[start of RECORDS SUPPLIED]
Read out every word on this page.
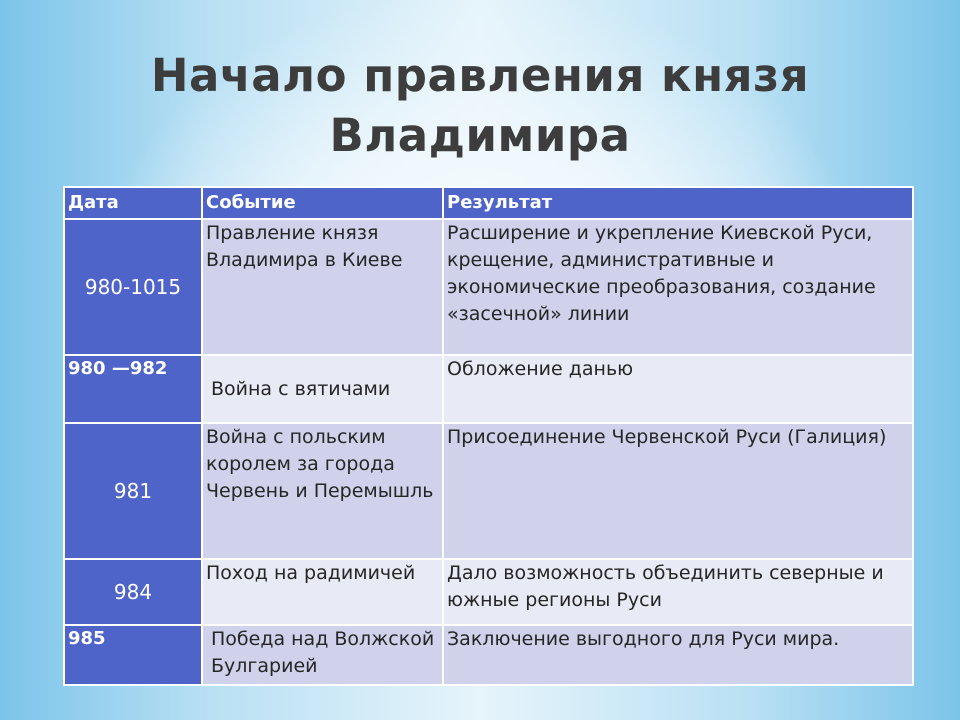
Начало правления князя
Владимира
Дата	Событие	Результат
980-1015	Правление князя Владимира в Киеве	Расширение и укрепление Киевской Руси, крещение, административные и экономические преобразования, создание «засечной» линии
980 —982	Война с вятичами	Обложение данью
981	Война с польским королем за города Червень и Перемышль	Присоединение Червенской Руси (Галиция)
984	Поход на радимичей	Дало возможность объединить северные и южные регионы Руси
985	Победа над Волжской Булгарией	Заключение выгодного для Руси мира.
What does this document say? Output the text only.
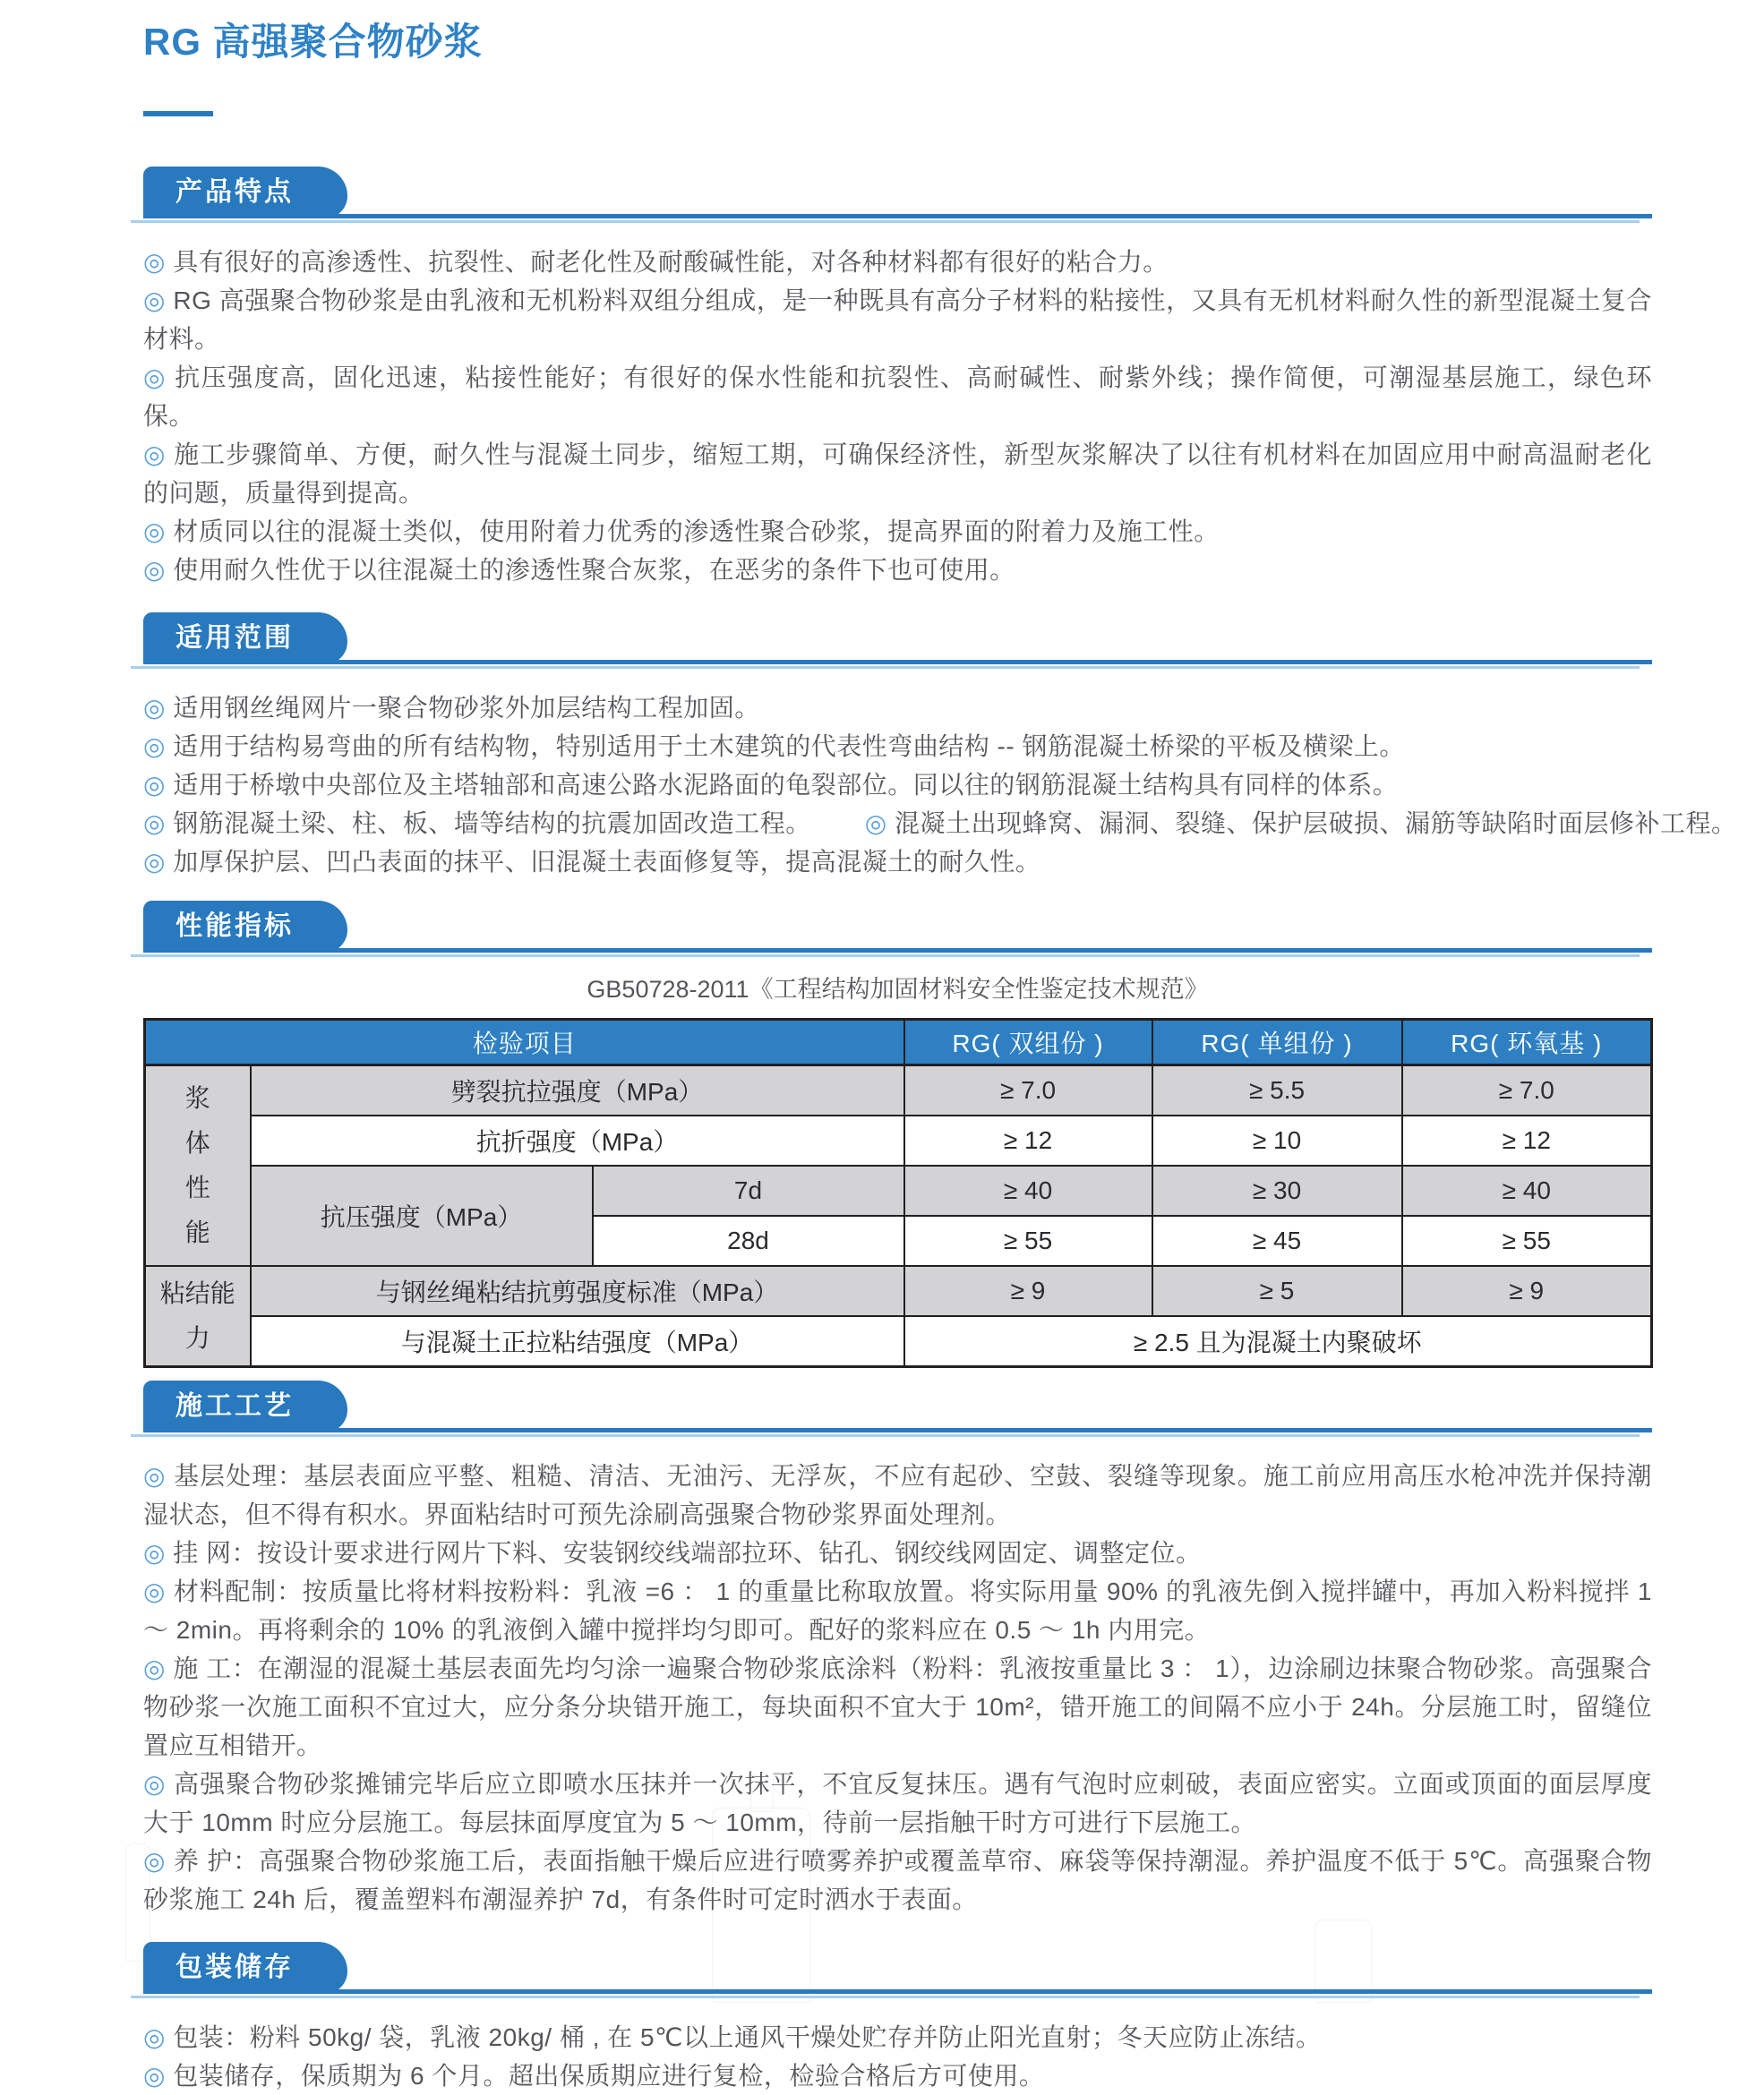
RG 高强聚合物砂浆
产品特点

◎ 具有很好的高渗透性、抗裂性、耐老化性及耐酸碱性能，对各种材料都有很好的粘合力。

◎ RG 高强聚合物砂浆是由乳液和无机粉料双组分组成，是一种既具有高分子材料的粘接性，又具有无机材料耐久性的新型混凝土复合材料。

◎ 抗压强度高，固化迅速，粘接性能好；有很好的保水性能和抗裂性、高耐碱性、耐紫外线；操作简便，可潮湿基层施工，绿色环保。

◎ 施工步骤简单、方便，耐久性与混凝土同步，缩短工期，可确保经济性，新型灰浆解决了以往有机材料在加固应用中耐高温耐老化的问题，质量得到提高。

◎ 材质同以往的混凝土类似，使用附着力优秀的渗透性聚合砂浆，提高界面的附着力及施工性。

◎ 使用耐久性优于以往混凝土的渗透性聚合灰浆，在恶劣的条件下也可使用。

适用范围

◎ 适用钢丝绳网片一聚合物砂浆外加层结构工程加固。

◎ 适用于结构易弯曲的所有结构物，特别适用于土木建筑的代表性弯曲结构 -- 钢筋混凝土桥梁的平板及横梁上。

◎ 适用于桥墩中央部位及主塔轴部和高速公路水泥路面的龟裂部位。同以往的钢筋混凝土结构具有同样的体系。

◎ 钢筋混凝土梁、柱、板、墙等结构的抗震加固改造工程。 ◎ 混凝土出现蜂窝、漏洞、裂缝、保护层破损、漏筋等缺陷时面层修补工程。

◎ 加厚保护层、凹凸表面的抹平、旧混凝土表面修复等，提高混凝土的耐久性。

性能指标
GB50728-2011《工程结构加固材料安全性鉴定技术规范》
检验项目			RG( 双组份 )	RG( 单组份 )	RG( 环氧基 )
浆
体
性
能	劈裂抗拉强度（MPa）		≥ 7.0	≥ 5.5	≥ 7.0
	抗折强度（MPa）		≥ 12	≥ 10	≥ 12
	抗压强度（MPa）	7d	≥ 40	≥ 30	≥ 40
		28d	≥ 55	≥ 45	≥ 55
粘结能
力	与钢丝绳粘结抗剪强度标准（MPa）		≥ 9	≥ 5	≥ 9
	与混凝土正拉粘结强度（MPa）		≥ 2.5 且为混凝土内聚破坏		
施工工艺

◎ 基层处理：基层表面应平整、粗糙、清洁、无油污、无浮灰，不应有起砂、空鼓、裂缝等现象。施工前应用高压水枪冲洗并保持潮湿状态，但不得有积水。界面粘结时可预先涂刷高强聚合物砂浆界面处理剂。

◎ 挂 网：按设计要求进行网片下料、安装钢绞线端部拉环、钻孔、钢绞线网固定、调整定位。

◎ 材料配制：按质量比将材料按粉料：乳液 =6 ： 1 的重量比称取放置。将实际用量 90% 的乳液先倒入搅拌罐中，再加入粉料搅拌 1 ～ 2min。再将剩余的 10% 的乳液倒入罐中搅拌均匀即可。配好的浆料应在 0.5 ～ 1h 内用完。

◎ 施 工：在潮湿的混凝土基层表面先均匀涂一遍聚合物砂浆底涂料（粉料：乳液按重量比 3 ： 1），边涂刷边抹聚合物砂浆。高强聚合物砂浆一次施工面积不宜过大，应分条分块错开施工，每块面积不宜大于 10m²，错开施工的间隔不应小于 24h。分层施工时，留缝位置应互相错开。

◎ 高强聚合物砂浆摊铺完毕后应立即喷水压抹并一次抹平，不宜反复抹压。遇有气泡时应刺破，表面应密实。立面或顶面的面层厚度大于 10mm 时应分层施工。每层抹面厚度宜为 5 ～ 10mm，待前一层指触干时方可进行下层施工。

◎ 养 护：高强聚合物砂浆施工后，表面指触干燥后应进行喷雾养护或覆盖草帘、麻袋等保持潮湿。养护温度不低于 5℃。高强聚合物砂浆施工 24h 后，覆盖塑料布潮湿养护 7d，有条件时可定时洒水于表面。

包装储存

◎ 包装：粉料 50kg/ 袋，乳液 20kg/ 桶 , 在 5℃以上通风干燥处贮存并防止阳光直射；冬天应防止冻结。

◎ 包装储存，保质期为 6 个月。超出保质期应进行复检，检验合格后方可使用。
[end of RECORDS SUPPLIED]
Return every line containing "князя".

Начало правления князя
980-1015	Правление князя Владимира в Киеве	Расширение и укрепление Киевской Руси, крещение, административные и экономические преобразования, создание «засечной» линии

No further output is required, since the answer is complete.